## DATA SHOWN
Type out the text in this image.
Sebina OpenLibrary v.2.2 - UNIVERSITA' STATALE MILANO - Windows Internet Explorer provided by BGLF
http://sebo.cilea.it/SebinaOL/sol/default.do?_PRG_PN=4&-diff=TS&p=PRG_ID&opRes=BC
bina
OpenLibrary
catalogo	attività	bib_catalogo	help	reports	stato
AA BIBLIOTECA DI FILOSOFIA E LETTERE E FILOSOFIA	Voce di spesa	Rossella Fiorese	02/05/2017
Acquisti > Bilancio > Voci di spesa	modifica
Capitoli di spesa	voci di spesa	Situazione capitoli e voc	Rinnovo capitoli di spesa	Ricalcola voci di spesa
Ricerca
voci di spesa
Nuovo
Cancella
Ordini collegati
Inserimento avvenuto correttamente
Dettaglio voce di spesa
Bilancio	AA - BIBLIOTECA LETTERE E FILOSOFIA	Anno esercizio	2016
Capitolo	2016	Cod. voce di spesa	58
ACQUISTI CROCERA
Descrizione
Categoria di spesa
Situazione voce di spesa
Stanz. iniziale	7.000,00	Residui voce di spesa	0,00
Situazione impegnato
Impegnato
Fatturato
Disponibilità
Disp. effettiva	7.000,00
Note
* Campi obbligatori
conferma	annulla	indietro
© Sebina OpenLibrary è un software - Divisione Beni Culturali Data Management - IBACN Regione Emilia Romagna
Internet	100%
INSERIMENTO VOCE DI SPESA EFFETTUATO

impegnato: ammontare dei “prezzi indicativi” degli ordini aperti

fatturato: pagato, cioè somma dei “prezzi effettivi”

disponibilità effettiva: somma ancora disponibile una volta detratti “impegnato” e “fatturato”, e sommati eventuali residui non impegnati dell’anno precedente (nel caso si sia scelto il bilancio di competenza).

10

---

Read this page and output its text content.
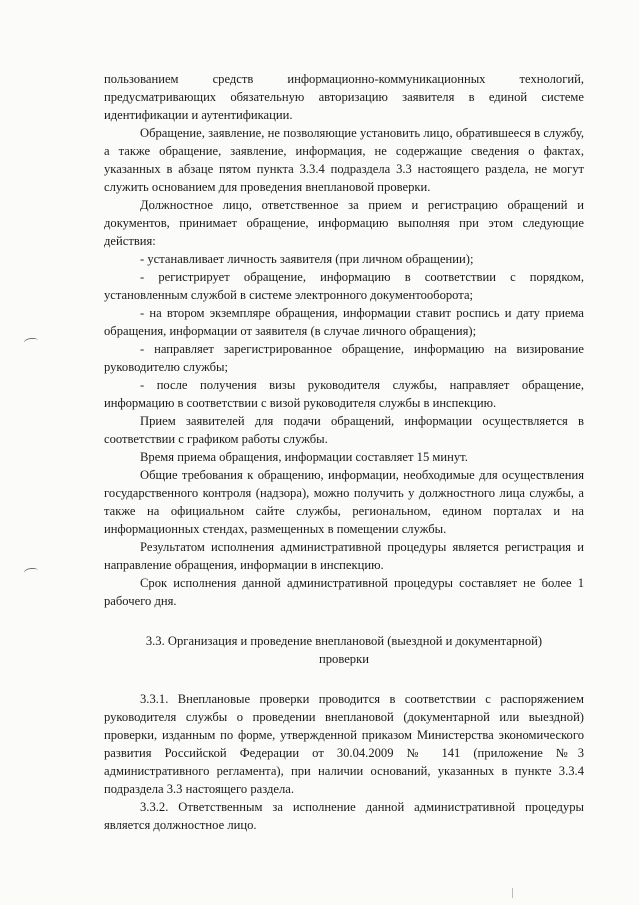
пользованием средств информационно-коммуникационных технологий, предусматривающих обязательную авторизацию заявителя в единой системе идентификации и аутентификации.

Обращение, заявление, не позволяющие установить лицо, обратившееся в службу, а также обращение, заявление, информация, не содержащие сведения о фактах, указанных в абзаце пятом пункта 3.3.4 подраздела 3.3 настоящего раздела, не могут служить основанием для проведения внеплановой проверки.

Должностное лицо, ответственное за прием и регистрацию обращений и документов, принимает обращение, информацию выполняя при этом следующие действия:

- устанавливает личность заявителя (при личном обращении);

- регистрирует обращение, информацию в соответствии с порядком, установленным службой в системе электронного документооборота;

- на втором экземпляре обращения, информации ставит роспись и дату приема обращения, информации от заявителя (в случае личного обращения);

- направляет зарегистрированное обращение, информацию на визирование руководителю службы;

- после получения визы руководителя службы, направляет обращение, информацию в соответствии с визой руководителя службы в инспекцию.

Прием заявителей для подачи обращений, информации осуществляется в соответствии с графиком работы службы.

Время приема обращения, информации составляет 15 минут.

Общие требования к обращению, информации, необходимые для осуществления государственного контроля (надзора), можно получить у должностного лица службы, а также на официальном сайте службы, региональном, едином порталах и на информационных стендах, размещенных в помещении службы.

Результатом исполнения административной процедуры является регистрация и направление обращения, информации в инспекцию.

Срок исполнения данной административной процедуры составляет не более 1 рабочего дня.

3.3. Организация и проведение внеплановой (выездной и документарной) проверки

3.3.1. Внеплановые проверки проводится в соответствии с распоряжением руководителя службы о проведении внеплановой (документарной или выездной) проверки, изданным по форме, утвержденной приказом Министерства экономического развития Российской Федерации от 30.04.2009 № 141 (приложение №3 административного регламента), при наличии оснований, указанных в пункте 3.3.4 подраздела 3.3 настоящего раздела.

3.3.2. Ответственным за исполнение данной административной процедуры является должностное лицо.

## WHAT YOU NEED TO DO
Pick out the lines that include the word "prezzi" and write them out.

## ANSWER TO THE PROBLEM
impegnato: ammontare dei “prezzi indicativi” degli ordini aperti
fatturato: pagato, cioè somma dei “prezzi effettivi”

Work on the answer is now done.